SET PROBLEM:
Give the listing lines as a numbered list, from the line with "inspection-form [108, 249, 877, 1181]" up to and including the line with "contractor-unit-2: 承包单位：内江鸿达路桥实业总公司 [131, 231, 372, 249]", leaving out any blank lines.

EXTRACTED ENTRIES:
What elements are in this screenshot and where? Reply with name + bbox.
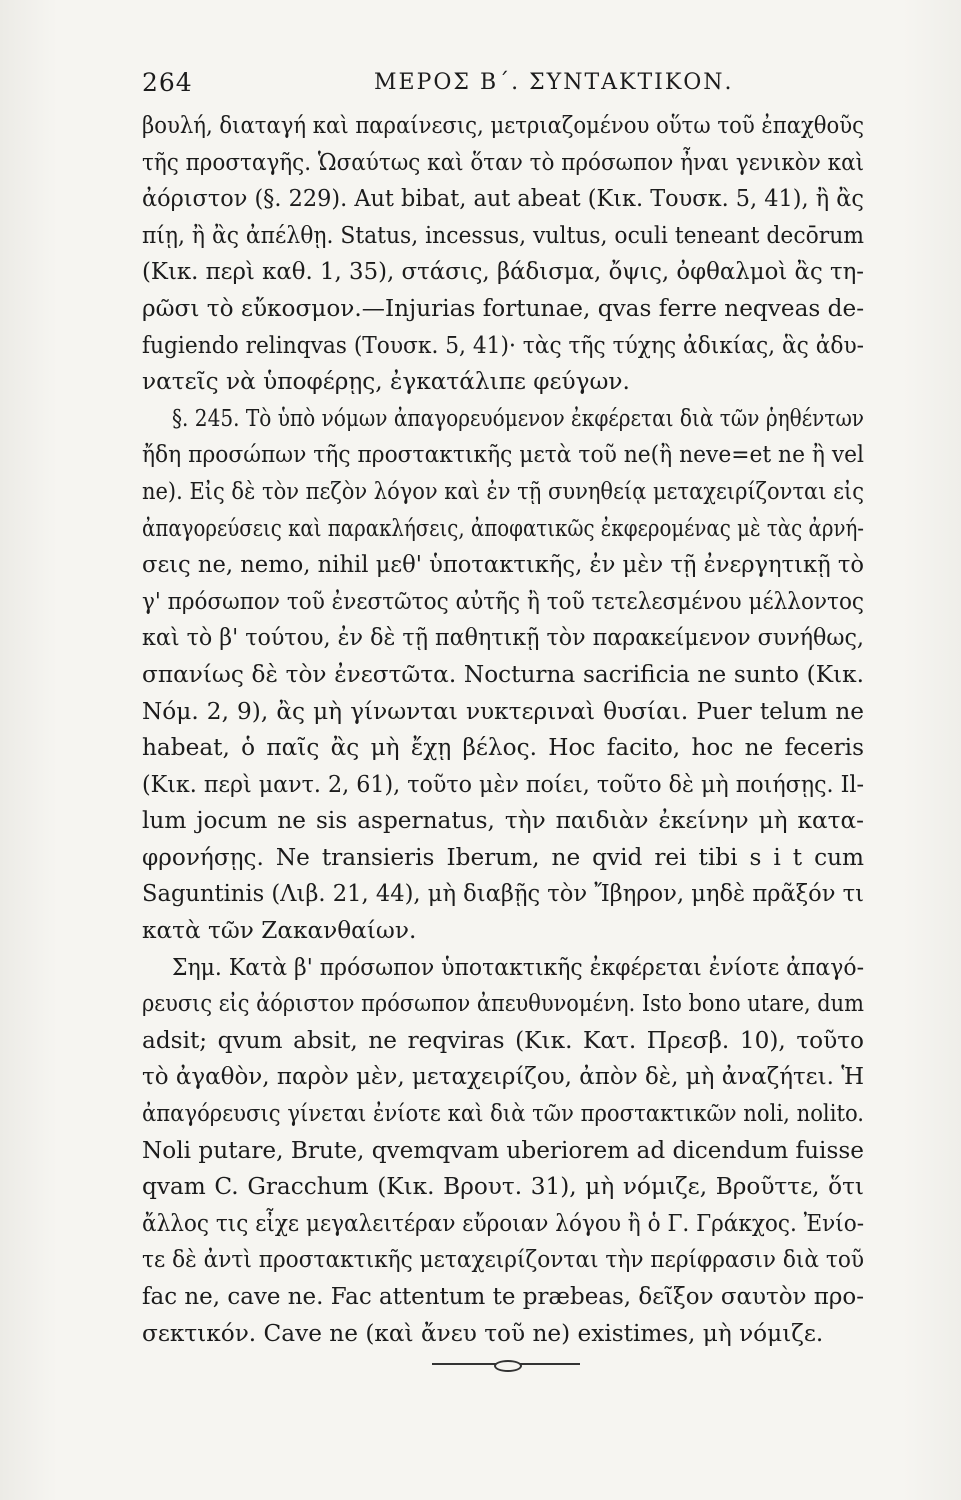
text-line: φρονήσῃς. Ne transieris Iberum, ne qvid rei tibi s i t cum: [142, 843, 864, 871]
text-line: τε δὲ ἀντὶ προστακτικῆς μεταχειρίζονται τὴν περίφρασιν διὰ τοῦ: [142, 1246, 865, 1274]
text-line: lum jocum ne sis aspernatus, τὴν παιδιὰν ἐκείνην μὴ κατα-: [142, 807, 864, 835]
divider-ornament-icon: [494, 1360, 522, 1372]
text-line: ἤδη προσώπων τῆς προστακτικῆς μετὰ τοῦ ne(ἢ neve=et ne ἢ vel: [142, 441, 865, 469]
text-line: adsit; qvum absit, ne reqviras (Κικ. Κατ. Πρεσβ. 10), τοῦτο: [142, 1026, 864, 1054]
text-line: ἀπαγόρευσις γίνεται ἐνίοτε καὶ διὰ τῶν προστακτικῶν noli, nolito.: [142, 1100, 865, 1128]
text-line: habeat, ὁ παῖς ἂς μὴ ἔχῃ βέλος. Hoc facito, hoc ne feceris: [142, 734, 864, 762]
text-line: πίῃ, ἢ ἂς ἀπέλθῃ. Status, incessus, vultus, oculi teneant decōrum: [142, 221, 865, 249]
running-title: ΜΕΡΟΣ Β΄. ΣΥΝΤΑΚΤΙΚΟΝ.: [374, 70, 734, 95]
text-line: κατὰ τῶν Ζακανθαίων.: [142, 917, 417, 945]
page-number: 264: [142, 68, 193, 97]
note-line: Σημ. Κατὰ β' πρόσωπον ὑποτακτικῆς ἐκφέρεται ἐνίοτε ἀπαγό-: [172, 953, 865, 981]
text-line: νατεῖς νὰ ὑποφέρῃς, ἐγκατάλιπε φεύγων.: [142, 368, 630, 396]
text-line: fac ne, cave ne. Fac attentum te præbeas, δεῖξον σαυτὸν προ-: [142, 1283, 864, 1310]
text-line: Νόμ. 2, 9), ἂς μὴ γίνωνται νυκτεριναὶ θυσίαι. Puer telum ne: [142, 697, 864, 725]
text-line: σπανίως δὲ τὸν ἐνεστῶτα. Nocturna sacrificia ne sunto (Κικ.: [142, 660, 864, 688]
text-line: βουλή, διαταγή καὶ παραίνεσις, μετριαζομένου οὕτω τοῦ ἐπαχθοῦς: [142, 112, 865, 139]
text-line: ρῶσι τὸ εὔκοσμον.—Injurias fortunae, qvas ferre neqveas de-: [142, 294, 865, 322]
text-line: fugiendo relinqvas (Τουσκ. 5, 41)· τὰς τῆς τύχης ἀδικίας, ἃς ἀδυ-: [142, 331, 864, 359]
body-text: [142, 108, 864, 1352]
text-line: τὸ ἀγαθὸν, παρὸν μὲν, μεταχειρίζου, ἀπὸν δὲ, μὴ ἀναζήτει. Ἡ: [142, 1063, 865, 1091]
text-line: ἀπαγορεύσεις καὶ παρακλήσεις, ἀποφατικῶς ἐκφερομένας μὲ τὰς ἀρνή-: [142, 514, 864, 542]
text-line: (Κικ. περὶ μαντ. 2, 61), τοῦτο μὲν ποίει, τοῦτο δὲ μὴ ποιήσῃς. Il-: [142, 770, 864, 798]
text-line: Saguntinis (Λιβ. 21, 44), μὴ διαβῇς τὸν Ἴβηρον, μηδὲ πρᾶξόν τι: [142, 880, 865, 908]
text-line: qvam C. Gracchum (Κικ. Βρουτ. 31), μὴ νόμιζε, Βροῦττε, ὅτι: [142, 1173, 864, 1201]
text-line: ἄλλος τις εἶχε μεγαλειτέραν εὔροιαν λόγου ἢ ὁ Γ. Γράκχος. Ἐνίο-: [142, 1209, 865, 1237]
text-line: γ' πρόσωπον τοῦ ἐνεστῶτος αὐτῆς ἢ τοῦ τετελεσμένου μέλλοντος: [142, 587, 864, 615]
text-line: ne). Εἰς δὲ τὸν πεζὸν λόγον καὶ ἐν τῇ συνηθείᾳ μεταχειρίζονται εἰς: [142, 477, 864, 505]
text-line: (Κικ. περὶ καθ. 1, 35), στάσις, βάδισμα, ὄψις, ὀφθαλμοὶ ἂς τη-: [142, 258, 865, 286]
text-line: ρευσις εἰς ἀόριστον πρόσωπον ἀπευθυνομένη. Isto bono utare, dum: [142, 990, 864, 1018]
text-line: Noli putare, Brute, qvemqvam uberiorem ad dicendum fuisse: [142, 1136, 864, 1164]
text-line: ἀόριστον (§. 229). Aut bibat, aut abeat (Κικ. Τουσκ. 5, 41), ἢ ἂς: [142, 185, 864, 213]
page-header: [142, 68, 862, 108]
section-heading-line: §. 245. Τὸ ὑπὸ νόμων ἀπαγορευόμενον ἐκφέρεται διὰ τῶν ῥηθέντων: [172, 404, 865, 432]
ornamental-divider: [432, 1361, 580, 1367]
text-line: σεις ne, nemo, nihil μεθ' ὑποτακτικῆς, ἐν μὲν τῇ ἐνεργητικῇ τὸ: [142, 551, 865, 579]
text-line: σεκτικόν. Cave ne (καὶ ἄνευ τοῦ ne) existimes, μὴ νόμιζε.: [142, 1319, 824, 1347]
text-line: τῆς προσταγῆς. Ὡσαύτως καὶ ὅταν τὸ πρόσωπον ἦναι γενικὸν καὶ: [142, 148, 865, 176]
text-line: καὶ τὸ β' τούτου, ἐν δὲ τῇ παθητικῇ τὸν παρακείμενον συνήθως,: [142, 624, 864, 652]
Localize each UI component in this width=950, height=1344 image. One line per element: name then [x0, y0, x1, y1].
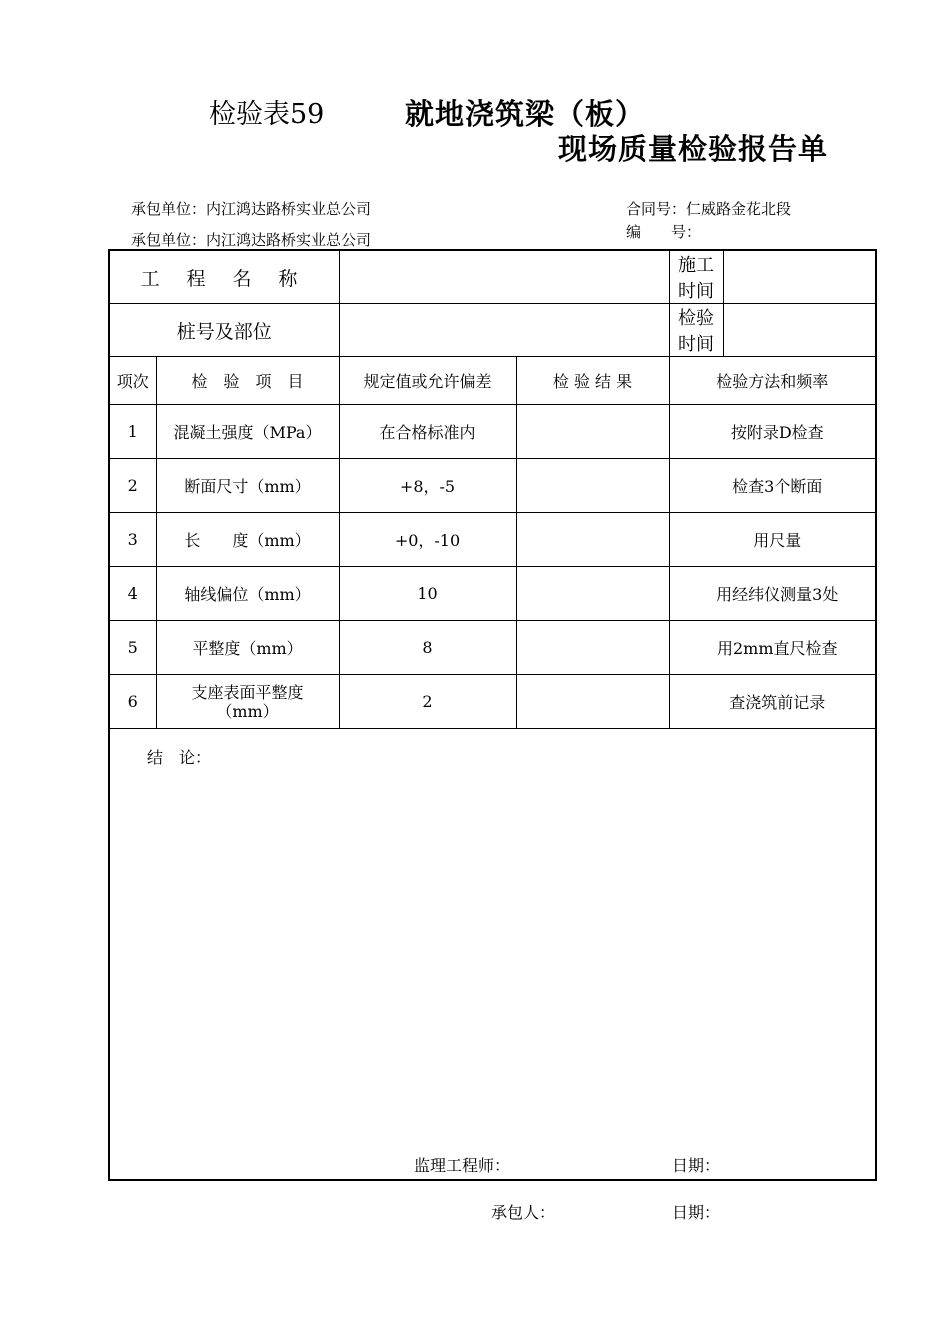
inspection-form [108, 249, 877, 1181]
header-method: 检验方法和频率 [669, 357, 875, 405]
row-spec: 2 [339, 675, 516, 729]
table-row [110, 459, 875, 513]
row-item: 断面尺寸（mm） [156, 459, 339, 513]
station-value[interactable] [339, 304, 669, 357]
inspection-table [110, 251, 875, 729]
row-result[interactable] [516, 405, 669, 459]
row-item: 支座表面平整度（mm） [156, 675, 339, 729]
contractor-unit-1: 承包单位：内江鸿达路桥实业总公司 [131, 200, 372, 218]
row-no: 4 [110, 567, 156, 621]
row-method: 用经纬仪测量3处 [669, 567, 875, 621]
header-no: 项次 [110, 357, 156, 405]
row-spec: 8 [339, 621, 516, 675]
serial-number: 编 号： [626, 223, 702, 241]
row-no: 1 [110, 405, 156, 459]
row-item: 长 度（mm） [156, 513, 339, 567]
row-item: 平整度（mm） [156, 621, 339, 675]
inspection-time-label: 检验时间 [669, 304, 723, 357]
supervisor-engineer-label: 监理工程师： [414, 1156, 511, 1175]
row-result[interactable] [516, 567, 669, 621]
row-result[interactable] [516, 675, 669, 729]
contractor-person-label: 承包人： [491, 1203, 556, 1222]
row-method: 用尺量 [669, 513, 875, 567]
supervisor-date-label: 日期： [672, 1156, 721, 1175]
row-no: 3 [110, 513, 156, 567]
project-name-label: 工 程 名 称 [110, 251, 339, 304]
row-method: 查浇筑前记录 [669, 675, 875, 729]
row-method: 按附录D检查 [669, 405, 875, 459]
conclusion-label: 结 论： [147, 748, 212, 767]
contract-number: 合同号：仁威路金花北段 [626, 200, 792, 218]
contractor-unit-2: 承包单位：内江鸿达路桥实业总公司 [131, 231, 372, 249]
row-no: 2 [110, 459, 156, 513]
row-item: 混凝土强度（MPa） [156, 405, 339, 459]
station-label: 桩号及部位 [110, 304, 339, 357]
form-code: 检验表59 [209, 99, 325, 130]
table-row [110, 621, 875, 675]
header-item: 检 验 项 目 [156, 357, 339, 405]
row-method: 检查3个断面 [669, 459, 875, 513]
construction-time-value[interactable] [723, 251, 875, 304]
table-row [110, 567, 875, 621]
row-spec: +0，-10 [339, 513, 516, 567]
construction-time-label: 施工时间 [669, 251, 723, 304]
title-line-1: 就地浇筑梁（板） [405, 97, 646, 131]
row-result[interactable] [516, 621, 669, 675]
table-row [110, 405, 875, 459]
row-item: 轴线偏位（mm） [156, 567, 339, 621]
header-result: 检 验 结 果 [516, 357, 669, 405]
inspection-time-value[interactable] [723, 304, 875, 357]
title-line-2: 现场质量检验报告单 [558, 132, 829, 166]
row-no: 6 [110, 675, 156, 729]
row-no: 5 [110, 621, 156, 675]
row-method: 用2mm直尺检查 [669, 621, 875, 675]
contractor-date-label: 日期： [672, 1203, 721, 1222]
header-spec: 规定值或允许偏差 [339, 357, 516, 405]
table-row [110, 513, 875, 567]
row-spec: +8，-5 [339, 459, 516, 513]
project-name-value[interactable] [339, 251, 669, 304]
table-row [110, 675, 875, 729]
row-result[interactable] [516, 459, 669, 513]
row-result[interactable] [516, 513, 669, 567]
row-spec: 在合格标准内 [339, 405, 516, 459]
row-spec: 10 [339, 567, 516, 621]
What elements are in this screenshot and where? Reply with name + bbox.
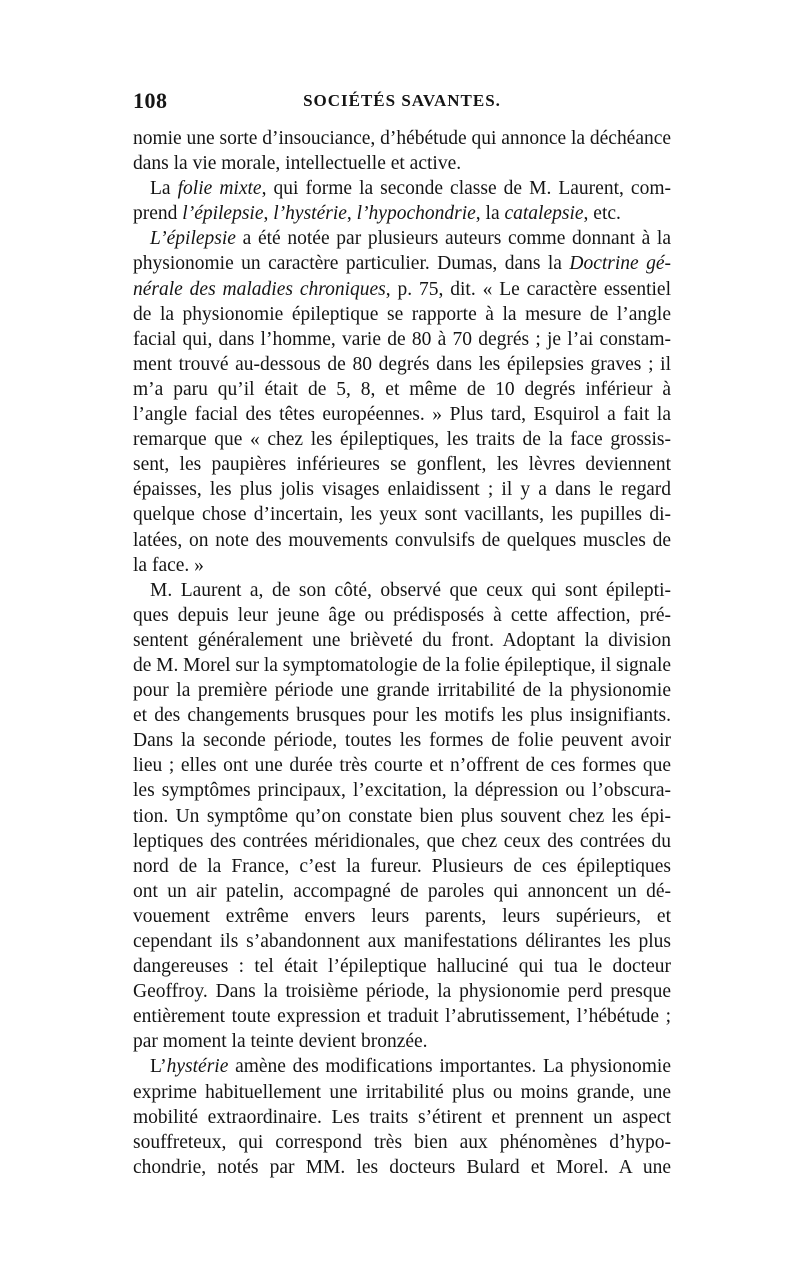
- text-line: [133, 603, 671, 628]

EXERCISE RESPONSE:
1. inspection-form [108, 249, 877, 1181]
2. header-method: 检验方法和频率 [669, 357, 875, 405]
3. row-spec: 2 [339, 675, 516, 729]
4. table-row [110, 459, 875, 513]
5. row-item: 断面尺寸（mm） [156, 459, 339, 513]
6. station-value[interactable] [339, 304, 669, 357]
7. inspection-table [110, 251, 875, 729]
8. row-result[interactable] [516, 405, 669, 459]
9. row-item: 支座表面平整度（mm） [156, 675, 339, 729]
10. contractor-unit-1: 承包单位：内江鸿达路桥实业总公司 [131, 200, 372, 218]
11. row-no: 4 [110, 567, 156, 621]
12. row-method: 用经纬仪测量3处 [669, 567, 875, 621]
13. header-no: 项次 [110, 357, 156, 405]
14. row-spec: 8 [339, 621, 516, 675]
15. serial-number: 编 号： [626, 223, 702, 241]
16. row-no: 1 [110, 405, 156, 459]
17. row-item: 长 度（mm） [156, 513, 339, 567]
18. row-item: 平整度（mm） [156, 621, 339, 675]
19. inspection-time-label: 检验时间 [669, 304, 723, 357]
20. supervisor-engineer-label: 监理工程师： [414, 1156, 511, 1175]
21. row-result[interactable] [516, 567, 669, 621]
22. row-result[interactable] [516, 675, 669, 729]
23. contractor-person-label: 承包人： [491, 1203, 556, 1222]
24. row-method: 用尺量 [669, 513, 875, 567]
25. supervisor-date-label: 日期： [672, 1156, 721, 1175]
26. row-no: 3 [110, 513, 156, 567]
27. project-name-label: 工 程 名 称 [110, 251, 339, 304]
28. row-method: 查浇筑前记录 [669, 675, 875, 729]
29. row-method: 按附录D检查 [669, 405, 875, 459]
30. conclusion-label: 结 论： [147, 748, 212, 767]
31. contract-number: 合同号：仁威路金花北段 [626, 200, 792, 218]
32. contractor-unit-2: 承包单位：内江鸿达路桥实业总公司 [131, 231, 372, 249]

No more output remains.